#### ENUNCIADO 1:
Nas linhas das listagens de localização de elementos, troque "Методические указания" por "Методические рекомендации" e reescreva somente o trecho que começa na linha com "signed-to-print-label: Подписано в" e termina depois da linha com "producer-line-2: отделом издательского", sem mudar mais nada.

#### TEXTO:

-=-=-

O toque de Midas do diretor Joon-ho Bong foi exatamente sua capacidade criativa de decupar planos plasticamente impecáveis que dão conta desse microcosmo social, caótico e futurista. Para isso, ele trabalha muito bem como o regente de uma grande orquestra, harmoniza os diferentes tons da violência bruta e desesperadora com as cenas dialogadas, introspectivas e silenciosas, combina um estilo preciso para direção de cenas de ação rápidas com movimentação de câmera em slow motion em um espaço bem fechado e claustrofóbico. A direção de arte de Ondrej Nekvasil e fotografia de Kyung-pyo Hong acompanham a mudança de ambientes no trem e, com um trabalho consistente de composição dessa ambientação, fica perceptível para o espectador as diferenças sociais entre pobres e ricos. O filme ainda conta com o talento de Marco Beltrami, experiente compositor em scores de sci-fi e distopias como Wolverine Imortal, O Doador de memórias, Eu, robô e Exterminador 3.

-=-=-

(Listagens de localização de elementos)
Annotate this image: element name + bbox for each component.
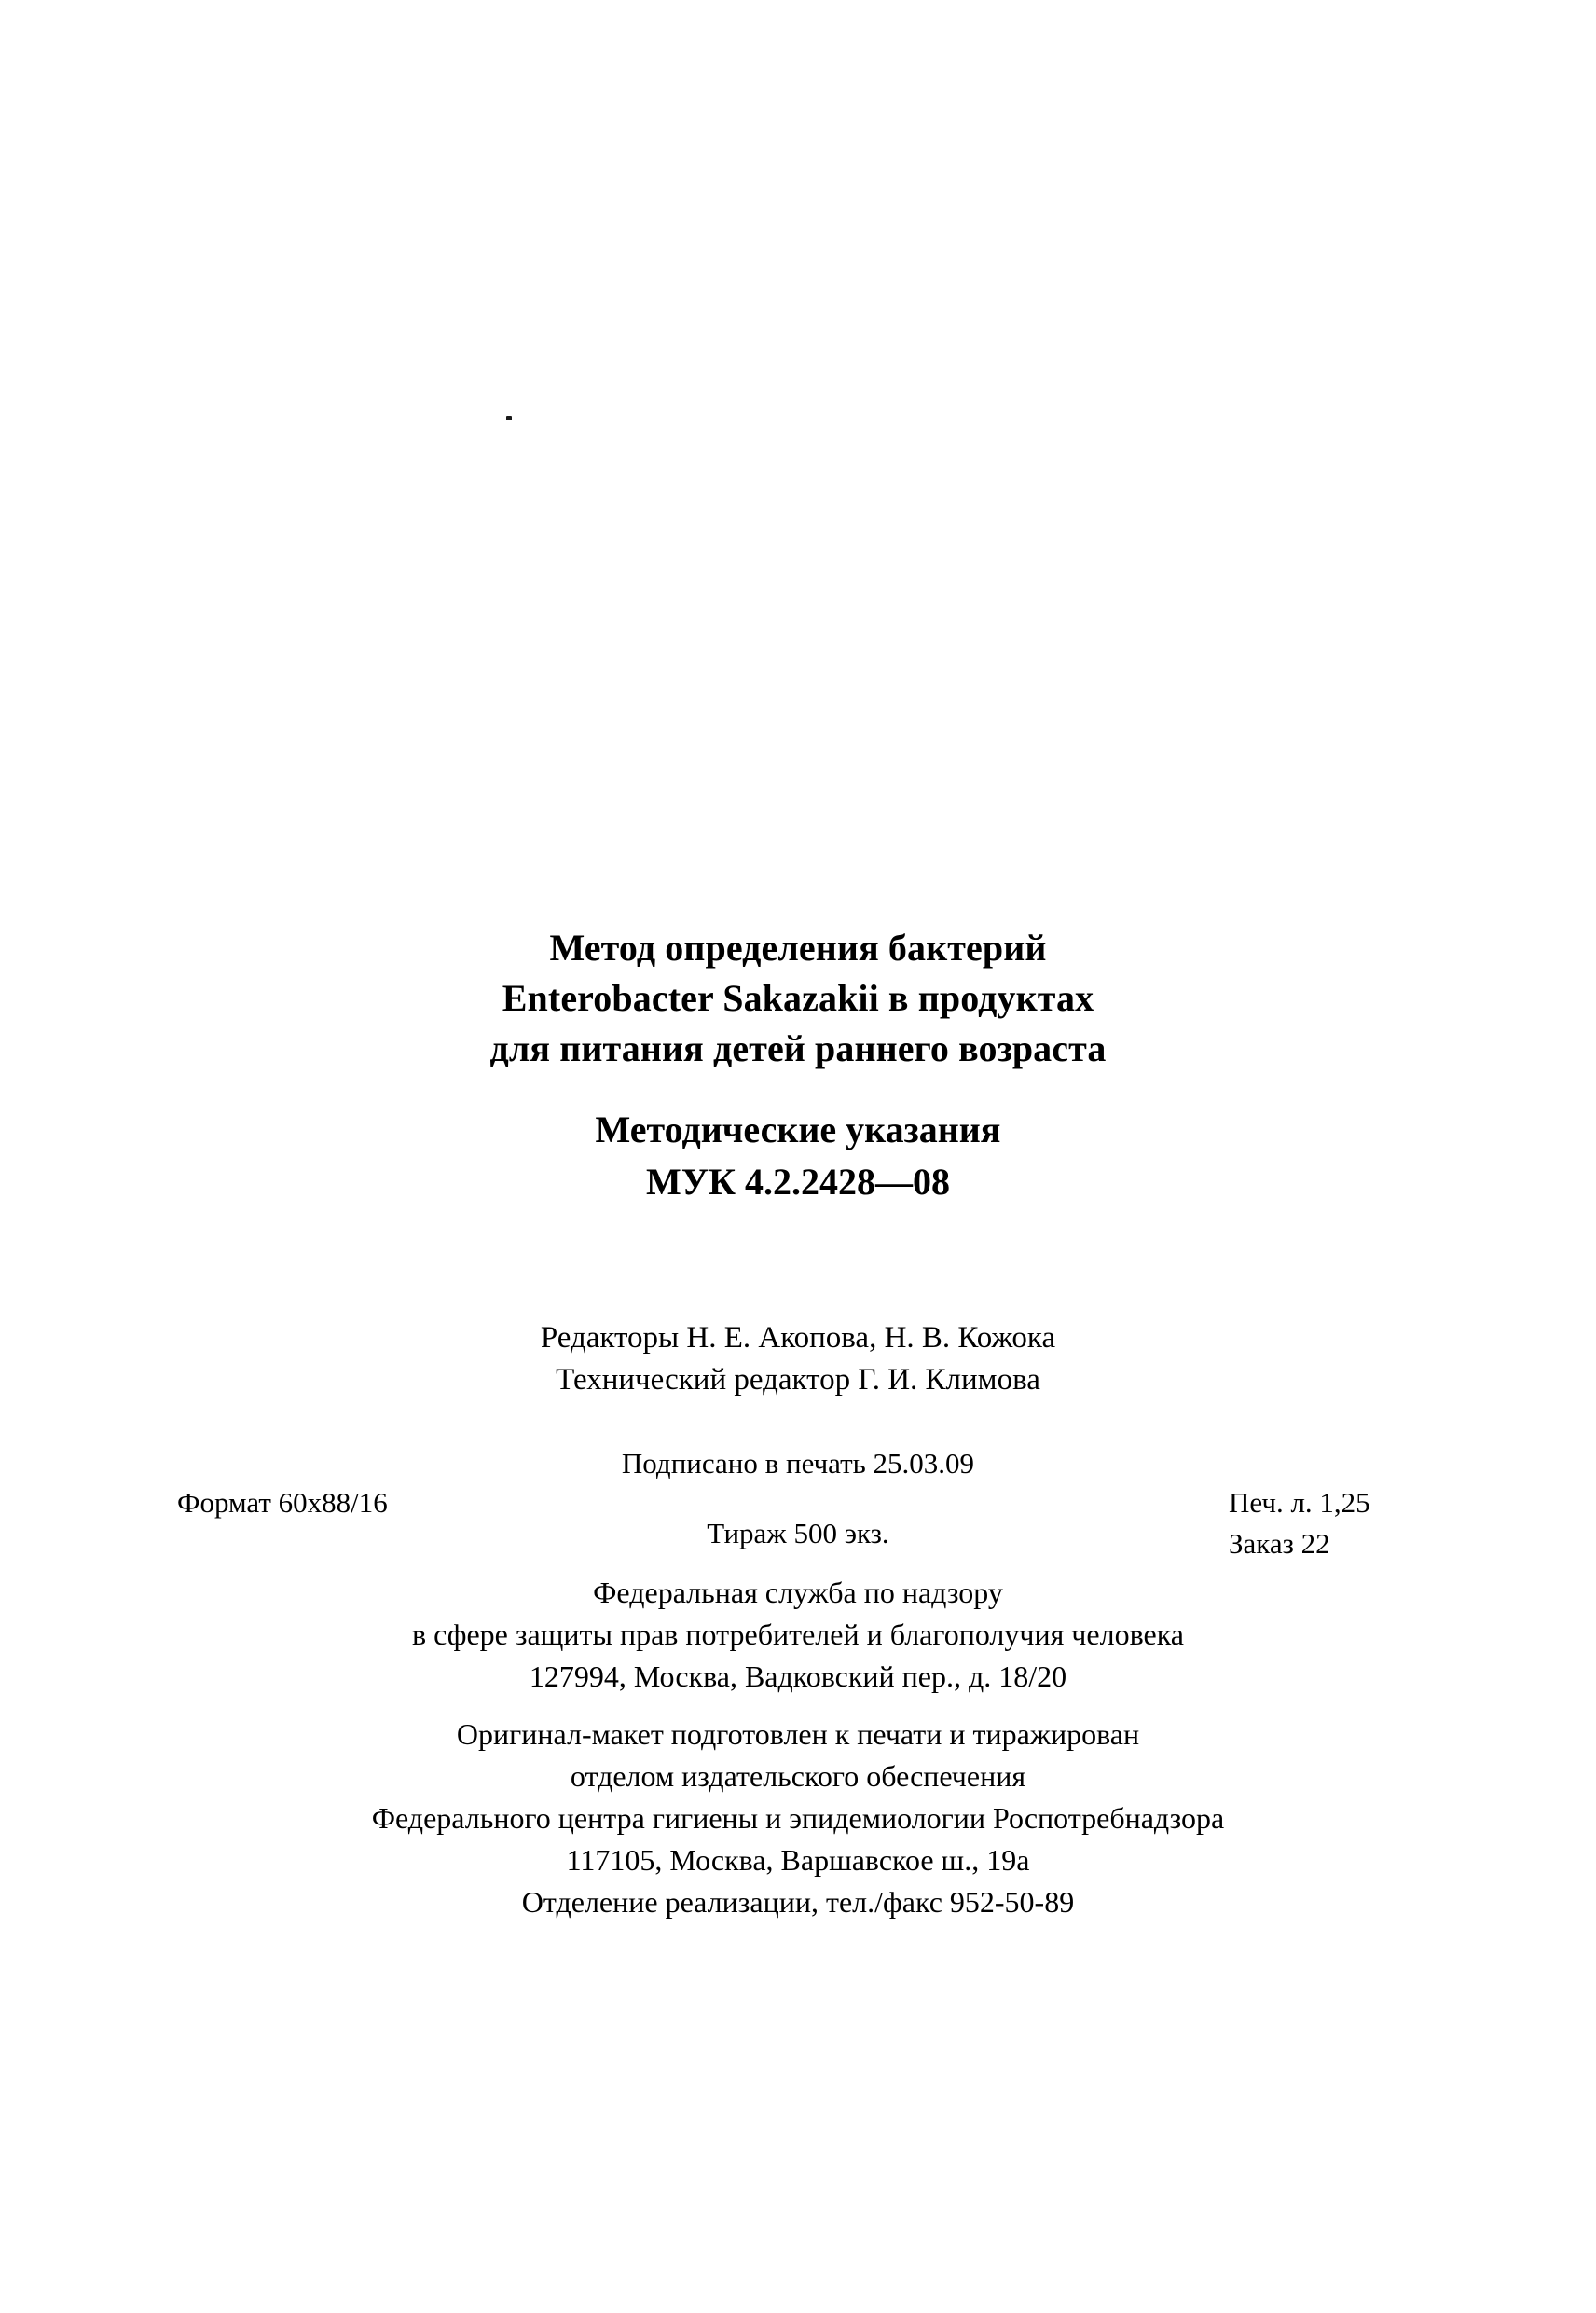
signed-to-print-label: Подписано в печать 25.03.09 xyxy=(621,1447,975,1480)
publisher-name-line-2: в сфере защиты прав потребителей и благополучия человека xyxy=(412,1618,1184,1651)
document-type-label: Методические указания xyxy=(595,1108,1001,1150)
producer-address-line: 117105, Москва, Варшавское ш., 19а xyxy=(566,1843,1030,1877)
editors-line: Редакторы Н. Е. Акопова, Н. В. Кожока xyxy=(540,1321,1056,1355)
document-title-block xyxy=(0,923,1596,1074)
producer-line-3: Федерального центра гигиены и эпидемиологии Роспотребнадзора xyxy=(371,1801,1225,1835)
document-subtitle-block xyxy=(0,1104,1596,1208)
producer-line-2: отделом издательского обеспечения xyxy=(570,1759,1026,1793)
document-title-line-1: Метод определения бактерий xyxy=(549,927,1047,969)
producer-block xyxy=(0,1714,1596,1923)
publisher-name-line-1: Федеральная служба по надзору xyxy=(593,1576,1003,1609)
format-label: Формат 60х88/16 xyxy=(177,1486,388,1519)
scan-speck xyxy=(506,416,512,420)
imprint-row xyxy=(0,1443,1596,1560)
document-title-line-2: Enterobacter Sakazakii в продуктах xyxy=(502,977,1094,1019)
technical-editor-line: Технический редактор Г. И. Климова xyxy=(556,1363,1040,1397)
sales-department-line: Отделение реализации, тел./факс 952-50-89 xyxy=(521,1885,1075,1919)
editors-block xyxy=(0,1317,1596,1401)
publisher-block xyxy=(0,1572,1596,1698)
document-code-label: МУК 4.2.2428—08 xyxy=(645,1161,951,1203)
producer-line-1: Оригинал-макет подготовлен к печати и тиражирован xyxy=(456,1717,1140,1751)
order-label: Заказ 22 xyxy=(1229,1527,1330,1560)
imprint-right-column xyxy=(1229,1482,1370,1564)
printed-sheets-label: Печ. л. 1,25 xyxy=(1229,1486,1370,1519)
document-title-line-3: для питания детей раннего возраста xyxy=(489,1027,1107,1069)
print-run-label: Тираж 500 экз. xyxy=(707,1517,889,1549)
publisher-address-line: 127994, Москва, Вадковский пер., д. 18/20 xyxy=(529,1659,1067,1693)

-=-=-

#### ENUNCIADO 2:
No texto, quem é responsável pela direção de arte do filme?

#### RESPOSTA 1:
signed-to-print-label: Подписано в печать 25.03.09 xyxy=(621,1447,975,1480)
publisher-name-line-2: в сфере защиты прав потребителей и благополучия человека xyxy=(412,1618,1184,1651)
document-type-label: Методические рекомендации xyxy=(595,1108,1001,1150)
producer-address-line: 117105, Москва, Варшавское ш., 19а xyxy=(566,1843,1030,1877)
editors-line: Редакторы Н. Е. Акопова, Н. В. Кожока xyxy=(540,1321,1056,1355)
document-title-block xyxy=(0,923,1596,1074)
producer-line-3: Федерального центра гигиены и эпидемиологии Роспотребнадзора xyxy=(371,1801,1225,1835)
document-subtitle-block xyxy=(0,1104,1596,1208)
producer-line-2: отделом издательского обеспечения xyxy=(570,1759,1026,1793)

#### RESPOSTA 2:
Ondrej Nekvasil.